[Dataset excerpt]
:::::

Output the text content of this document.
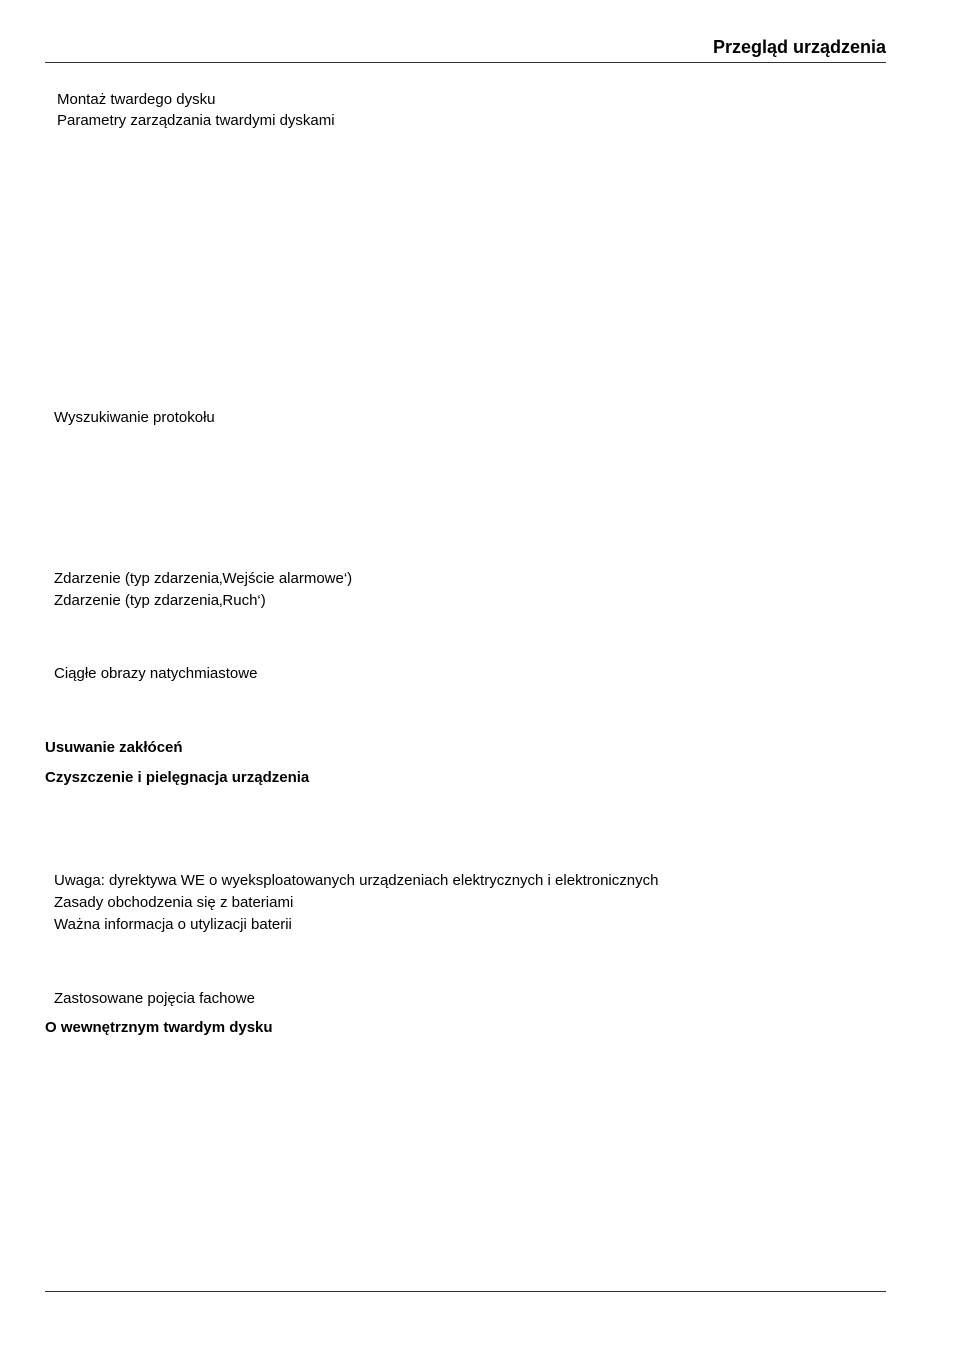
Przegląd urządzenia
Montaż twardego dysku
Parametry zarządzania twardymi dyskami
Wyszukiwanie protokołu
Zdarzenie (typ zdarzenia‚Wejście alarmowe‘)
Zdarzenie (typ zdarzenia‚Ruch‘)
Ciągłe obrazy natychmiastowe
Usuwanie zakłóceń
Czyszczenie i pielęgnacja urządzenia
Uwaga: dyrektywa WE o wyeksploatowanych urządzeniach elektrycznych i elektronicznych
Zasady obchodzenia się z bateriami
Ważna informacja o utylizacji baterii
Zastosowane pojęcia fachowe
O wewnętrznym twardym dysku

:::::

## WHAT IS REQUIRED
Every record must be copied exactly, with the pictures left out.

## RESULT OF THIS EXERCISE
Output the text content of this document.
Przegląd urządzenia
Montaż twardego dysku
Parametry zarządzania twardymi dyskami
Wyszukiwanie protokołu
Zdarzenie (typ zdarzenia‚Wejście alarmowe‘)
Zdarzenie (typ zdarzenia‚Ruch‘)
Ciągłe obrazy natychmiastowe
Usuwanie zakłóceń
Czyszczenie i pielęgnacja urządzenia
Uwaga: dyrektywa WE o wyeksploatowanych urządzeniach elektrycznych i elektronicznych
Zasady obchodzenia się z bateriami
Ważna informacja o utylizacji baterii
Zastosowane pojęcia fachowe
O wewnętrznym twardym dysku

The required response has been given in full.